:: Aim of the exercise ::
Skip the pictures. Copy all the rest of the records down exactly.

§

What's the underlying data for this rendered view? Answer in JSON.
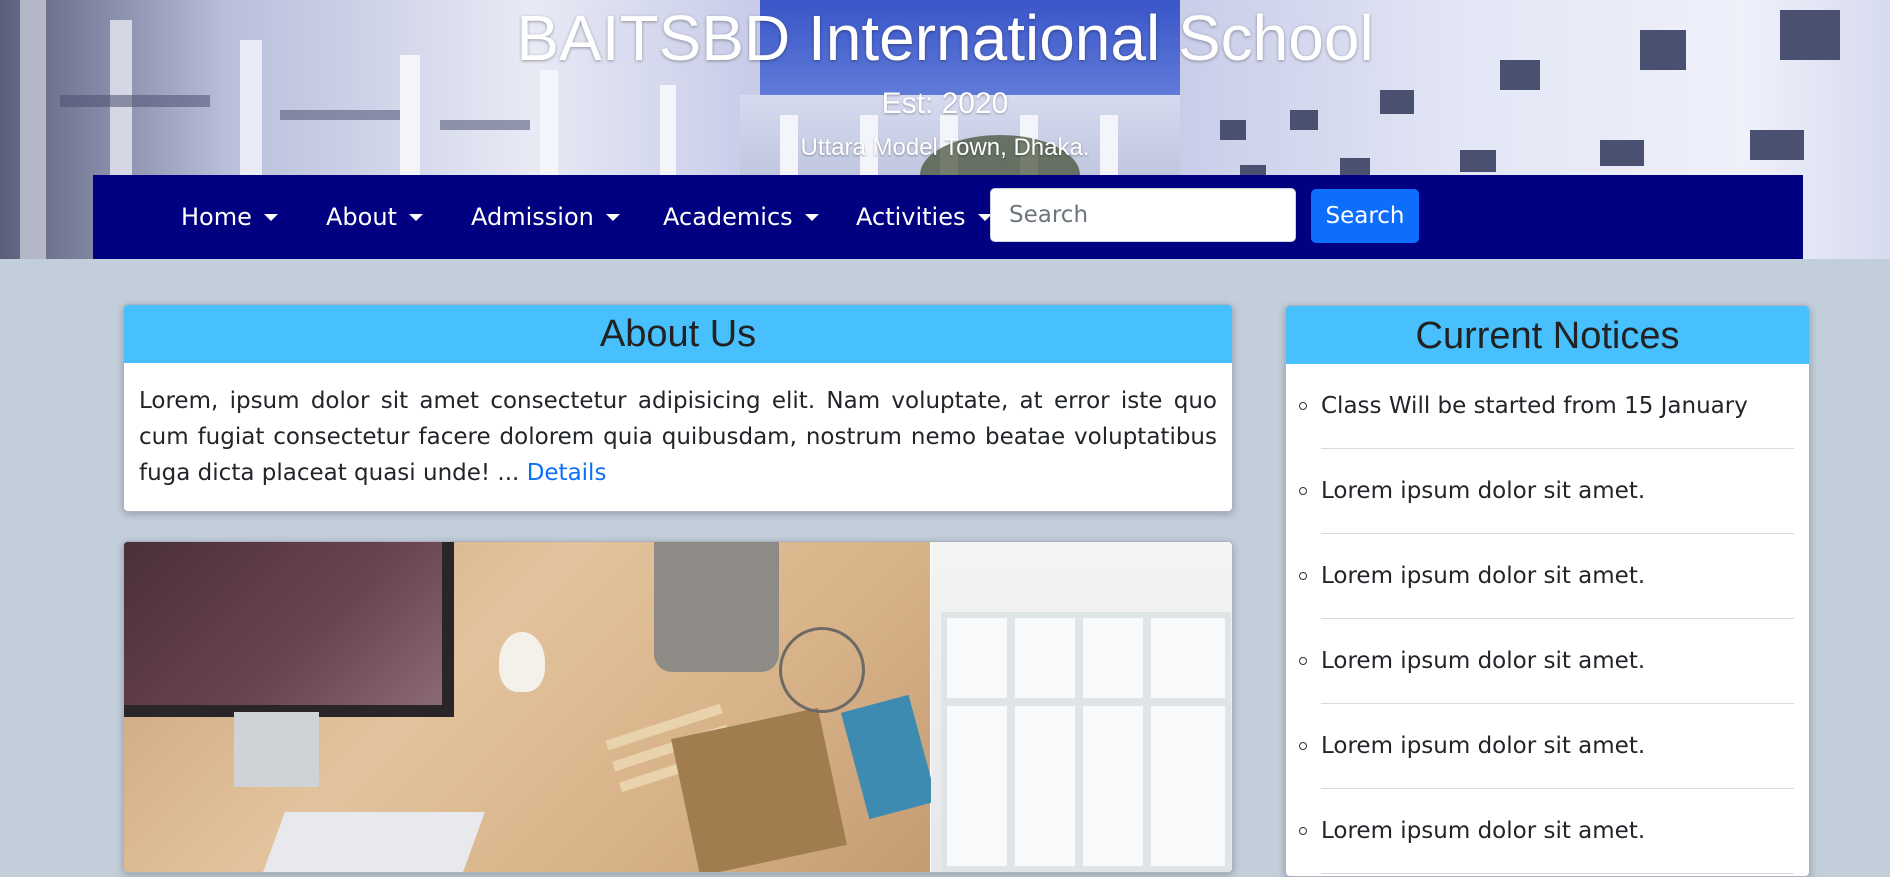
{
  "header": {
    "title": "BAITSBD International School",
    "established": "Est: 2020",
    "address": "Uttara Model Town, Dhaka."
  },
  "nav": {
    "items": [
      {
        "label": "Home"
      },
      {
        "label": "About"
      },
      {
        "label": "Admission"
      },
      {
        "label": "Academics"
      },
      {
        "label": "Activities"
      }
    ],
    "search_placeholder": "Search",
    "search_button": "Search"
  },
  "about": {
    "heading": "About Us",
    "body": "Lorem, ipsum dolor sit amet consectetur adipisicing elit. Nam voluptate, at error iste quo cum fugiat consectetur facere dolorem quia quibusdam, nostrum nemo beatae voluptatibus fuga dicta placeat quasi unde! ...",
    "link": "Details"
  },
  "notices": {
    "heading": "Current Notices",
    "items": [
      "Class Will be started from 15 January",
      "Lorem ipsum dolor sit amet.",
      "Lorem ipsum dolor sit amet.",
      "Lorem ipsum dolor sit amet.",
      "Lorem ipsum dolor sit amet.",
      "Lorem ipsum dolor sit amet."
    ]
  },
  "colors": {
    "page_bg": "#c3cedb",
    "navbar_bg": "#000080",
    "card_header": "#47c0fd",
    "primary": "#0d6efd"
  },
  "icons": [
    "dropdown-caret-icon",
    "notice-bullet-icon"
  ]
}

§

:: Correct result ::
What's the underlying data for this rendered view? Answer in JSON.
{
  "header": {
    "title": "BAITSBD International School",
    "established": "Est: 2020",
    "address": "Uttara Model Town, Dhaka."
  },
  "nav": {
    "items": [
      {
        "label": "Home"
      },
      {
        "label": "About"
      },
      {
        "label": "Admission"
      },
      {
        "label": "Academics"
      },
      {
        "label": "Activities"
      }
    ],
    "search_placeholder": "Search",
    "search_button": "Search"
  },
  "about": {
    "heading": "About Us",
    "body": "Lorem, ipsum dolor sit amet consectetur adipisicing elit. Nam voluptate, at error iste quo cum fugiat consectetur facere dolorem quia quibusdam, nostrum nemo beatae voluptatibus fuga dicta placeat quasi unde! ...",
    "link": "Details"
  },
  "notices": {
    "heading": "Current Notices",
    "items": [
      "Class Will be started from 15 January",
      "Lorem ipsum dolor sit amet.",
      "Lorem ipsum dolor sit amet.",
      "Lorem ipsum dolor sit amet.",
      "Lorem ipsum dolor sit amet.",
      "Lorem ipsum dolor sit amet."
    ]
  },
  "colors": {
    "page_bg": "#c3cedb",
    "navbar_bg": "#000080",
    "card_header": "#47c0fd",
    "primary": "#0d6efd"
  },
  "icons": [
    "dropdown-caret-icon",
    "notice-bullet-icon"
  ]
}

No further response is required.